#### [TO BE DONE]
Leave the pictures out, and retype all of the material exactly as written.

#### [DATA LINES]

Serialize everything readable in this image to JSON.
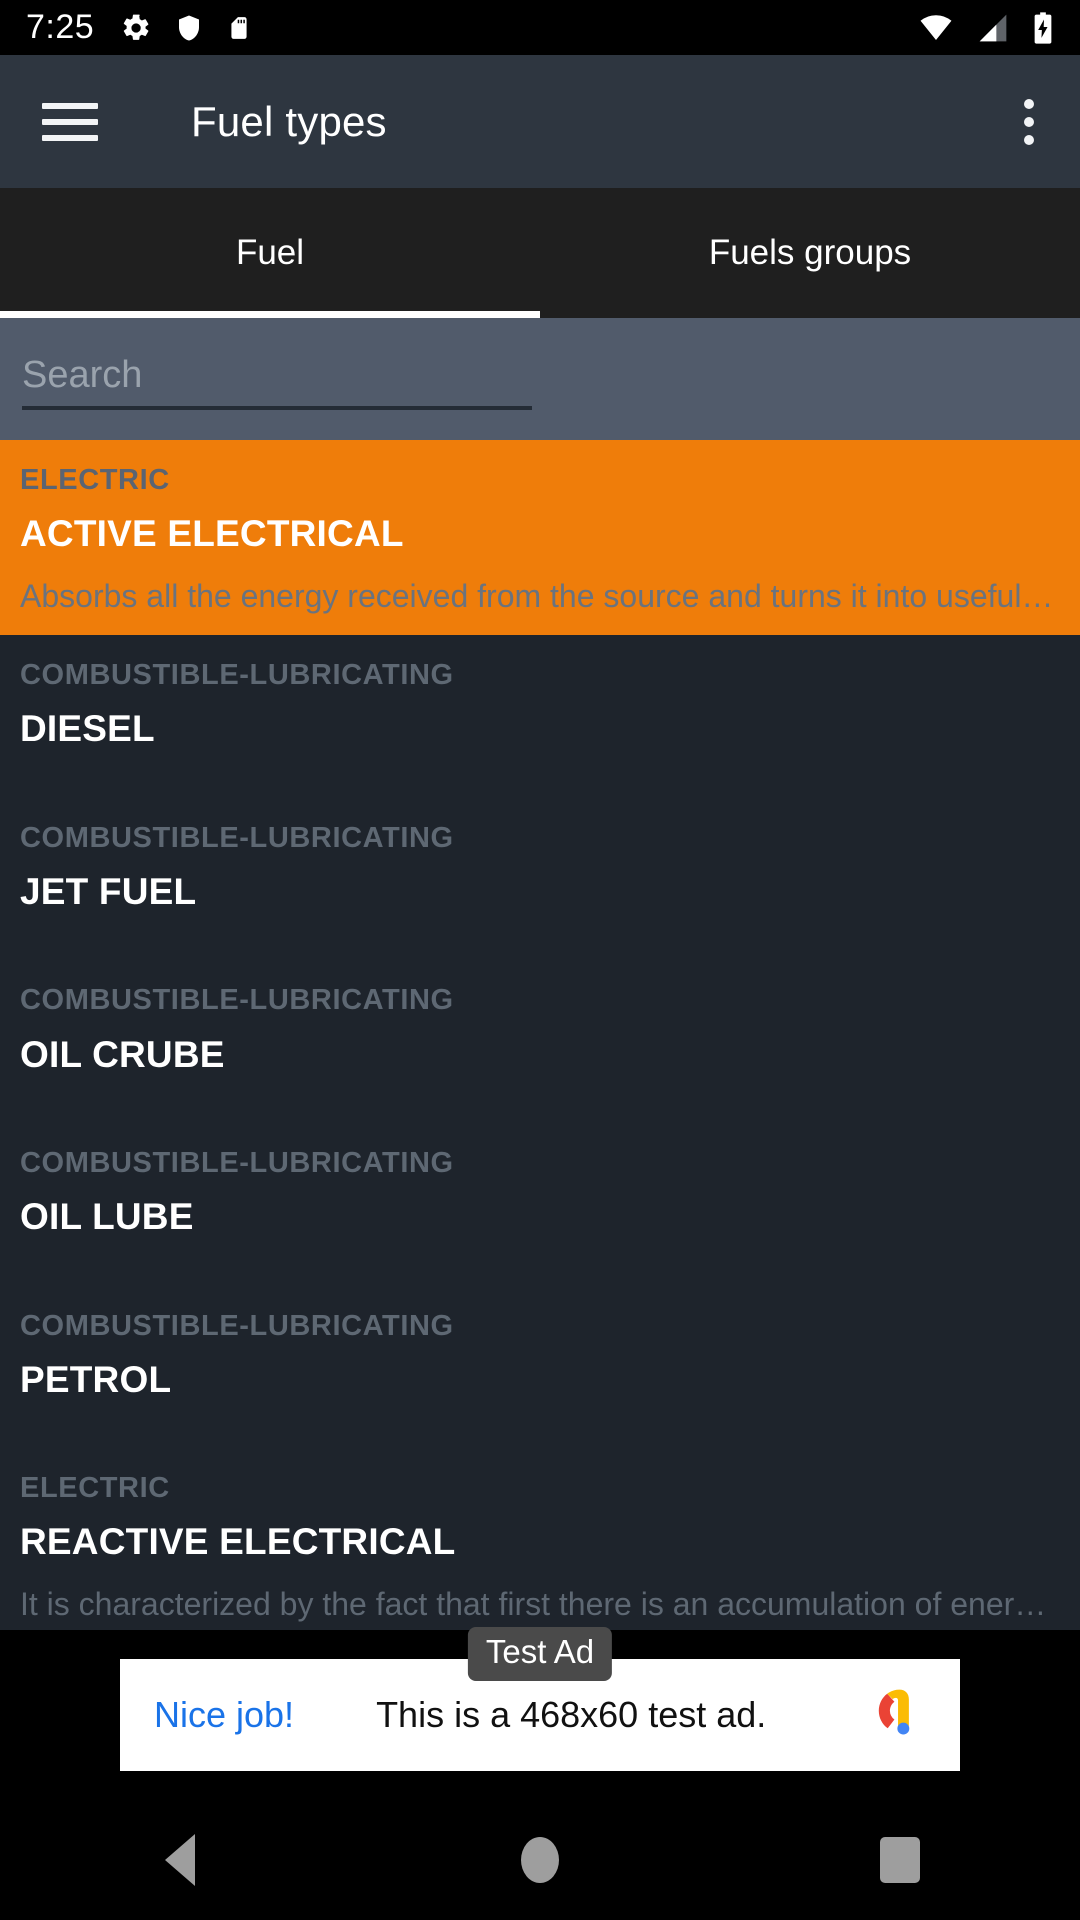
{
  "status_bar": {
    "time": "7:25",
    "left_icons": [
      "gear-icon",
      "shield-icon",
      "sdcard-icon"
    ],
    "right_icons": [
      "wifi-icon",
      "cellular-signal-icon",
      "battery-charging-icon"
    ]
  },
  "app_bar": {
    "menu_icon": "hamburger-menu-icon",
    "title": "Fuel types",
    "overflow_icon": "overflow-menu-icon"
  },
  "tabs": {
    "items": [
      {
        "label": "Fuel",
        "active": true
      },
      {
        "label": "Fuels groups",
        "active": false
      }
    ]
  },
  "search": {
    "placeholder": "Search",
    "value": ""
  },
  "list": {
    "items": [
      {
        "category": "ELECTRIC",
        "title": "ACTIVE ELECTRICAL",
        "description": "Absorbs all the energy received from the source and turns it into useful wo…",
        "selected": true
      },
      {
        "category": "COMBUSTIBLE-LUBRICATING",
        "title": "DIESEL",
        "description": "",
        "selected": false
      },
      {
        "category": "COMBUSTIBLE-LUBRICATING",
        "title": "JET FUEL",
        "description": "",
        "selected": false
      },
      {
        "category": "COMBUSTIBLE-LUBRICATING",
        "title": "OIL CRUBE",
        "description": "",
        "selected": false
      },
      {
        "category": "COMBUSTIBLE-LUBRICATING",
        "title": "OIL LUBE",
        "description": "",
        "selected": false
      },
      {
        "category": "COMBUSTIBLE-LUBRICATING",
        "title": "PETROL",
        "description": "",
        "selected": false
      },
      {
        "category": "ELECTRIC",
        "title": "REACTIVE ELECTRICAL",
        "description": "It is characterized by the fact that first there is an accumulation of energy …",
        "selected": false
      }
    ]
  },
  "ad": {
    "badge": "Test Ad",
    "headline": "Nice job!",
    "body": "This is a 468x60 test ad.",
    "logo_icon": "admob-logo-icon"
  },
  "nav_bar": {
    "back": "back-nav-button",
    "home": "home-nav-button",
    "recents": "recents-nav-button"
  },
  "colors": {
    "accent_orange": "#ef7d0a",
    "app_bar": "#2e3640",
    "tab_bar": "#1f1f1f",
    "search_bar": "#515b6b",
    "list_bg": "#1e242c",
    "ad_link_blue": "#1a73e8"
  }
}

#### [THE RESPONSE]
Serialize everything readable in this image to JSON.
{
  "status_bar": {
    "time": "7:25",
    "left_icons": [
      "gear-icon",
      "shield-icon",
      "sdcard-icon"
    ],
    "right_icons": [
      "wifi-icon",
      "cellular-signal-icon",
      "battery-charging-icon"
    ]
  },
  "app_bar": {
    "menu_icon": "hamburger-menu-icon",
    "title": "Fuel types",
    "overflow_icon": "overflow-menu-icon"
  },
  "tabs": {
    "items": [
      {
        "label": "Fuel",
        "active": true
      },
      {
        "label": "Fuels groups",
        "active": false
      }
    ]
  },
  "search": {
    "placeholder": "Search",
    "value": ""
  },
  "list": {
    "items": [
      {
        "category": "ELECTRIC",
        "title": "ACTIVE ELECTRICAL",
        "description": "Absorbs all the energy received from the source and turns it into useful wo…",
        "selected": true
      },
      {
        "category": "COMBUSTIBLE-LUBRICATING",
        "title": "DIESEL",
        "description": "",
        "selected": false
      },
      {
        "category": "COMBUSTIBLE-LUBRICATING",
        "title": "JET FUEL",
        "description": "",
        "selected": false
      },
      {
        "category": "COMBUSTIBLE-LUBRICATING",
        "title": "OIL CRUBE",
        "description": "",
        "selected": false
      },
      {
        "category": "COMBUSTIBLE-LUBRICATING",
        "title": "OIL LUBE",
        "description": "",
        "selected": false
      },
      {
        "category": "COMBUSTIBLE-LUBRICATING",
        "title": "PETROL",
        "description": "",
        "selected": false
      },
      {
        "category": "ELECTRIC",
        "title": "REACTIVE ELECTRICAL",
        "description": "It is characterized by the fact that first there is an accumulation of energy …",
        "selected": false
      }
    ]
  },
  "ad": {
    "badge": "Test Ad",
    "headline": "Nice job!",
    "body": "This is a 468x60 test ad.",
    "logo_icon": "admob-logo-icon"
  },
  "nav_bar": {
    "back": "back-nav-button",
    "home": "home-nav-button",
    "recents": "recents-nav-button"
  },
  "colors": {
    "accent_orange": "#ef7d0a",
    "app_bar": "#2e3640",
    "tab_bar": "#1f1f1f",
    "search_bar": "#515b6b",
    "list_bg": "#1e242c",
    "ad_link_blue": "#1a73e8"
  }
}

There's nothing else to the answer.